RECORD LIST >>
<<<<
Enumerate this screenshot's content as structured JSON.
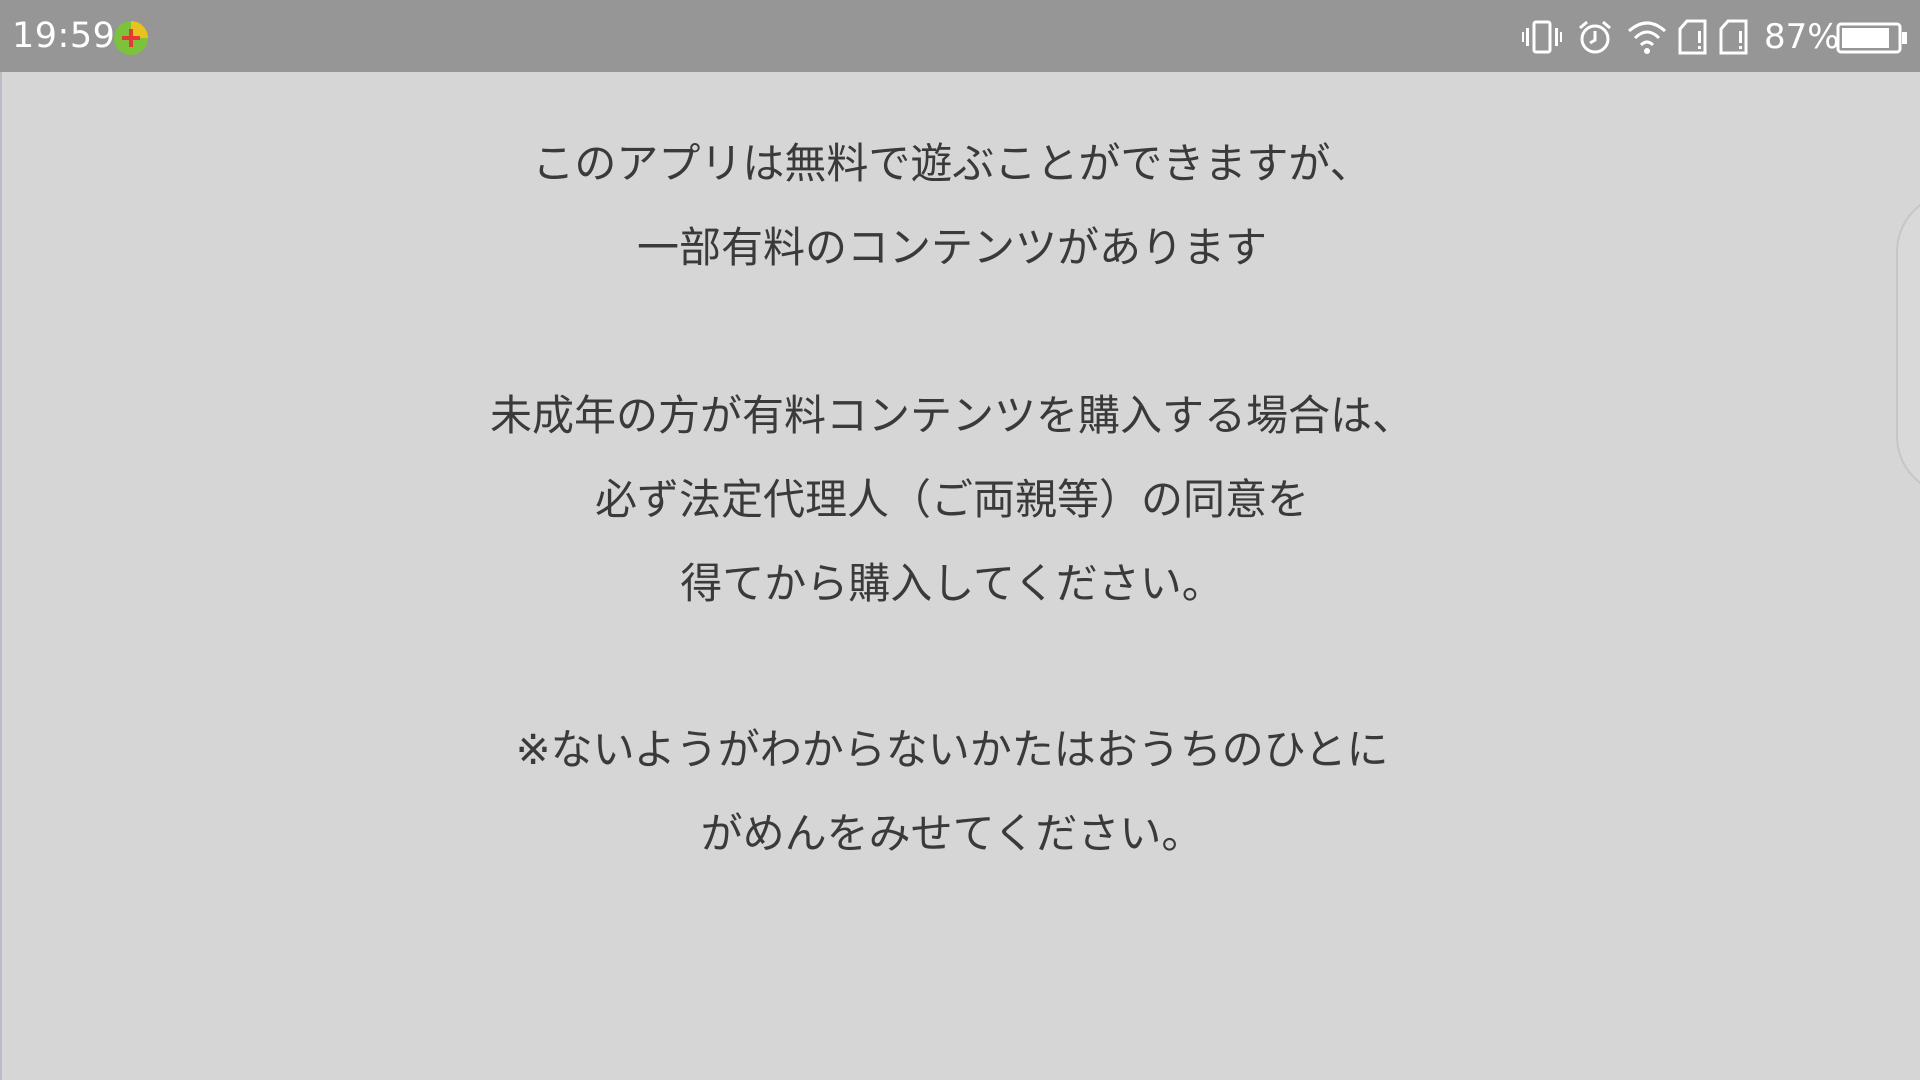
{
  "status_bar": {
    "time": "19:59",
    "notification_icon": "green-plus-circle-icon",
    "icons": [
      "vibrate-icon",
      "alarm-icon",
      "wifi-icon",
      "sim-card-icon",
      "sim-card-icon",
      "battery-icon"
    ],
    "battery_percent": "87%",
    "background_color": "#969696"
  },
  "notice": {
    "paragraph1": {
      "line1": "このアプリは無料で遊ぶことができますが、",
      "line2": "一部有料のコンテンツがあります"
    },
    "paragraph2": {
      "line1": "未成年の方が有料コンテンツを購入する場合は、",
      "line2": "必ず法定代理人（ご両親等）の同意を",
      "line3": "得てから購入してください。"
    },
    "paragraph3": {
      "line1": "※ないようがわからないかたはおうちのひとに",
      "line2": "がめんをみせてください。"
    },
    "background_color": "#d6d6d6",
    "text_color": "#3a3a3a"
  }
}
>>>>
EXERCISE REQUIREMENTS >> Reproduce all the entries that precede this task, word for word, minus any pictures.

IN RESPONSE >>
Enumerate this screenshot's content as structured JSON.
{
  "status_bar": {
    "time": "19:59",
    "notification_icon": "green-plus-circle-icon",
    "icons": [
      "vibrate-icon",
      "alarm-icon",
      "wifi-icon",
      "sim-card-icon",
      "sim-card-icon",
      "battery-icon"
    ],
    "battery_percent": "87%",
    "background_color": "#969696"
  },
  "notice": {
    "paragraph1": {
      "line1": "このアプリは無料で遊ぶことができますが、",
      "line2": "一部有料のコンテンツがあります"
    },
    "paragraph2": {
      "line1": "未成年の方が有料コンテンツを購入する場合は、",
      "line2": "必ず法定代理人（ご両親等）の同意を",
      "line3": "得てから購入してください。"
    },
    "paragraph3": {
      "line1": "※ないようがわからないかたはおうちのひとに",
      "line2": "がめんをみせてください。"
    },
    "background_color": "#d6d6d6",
    "text_color": "#3a3a3a"
  }
}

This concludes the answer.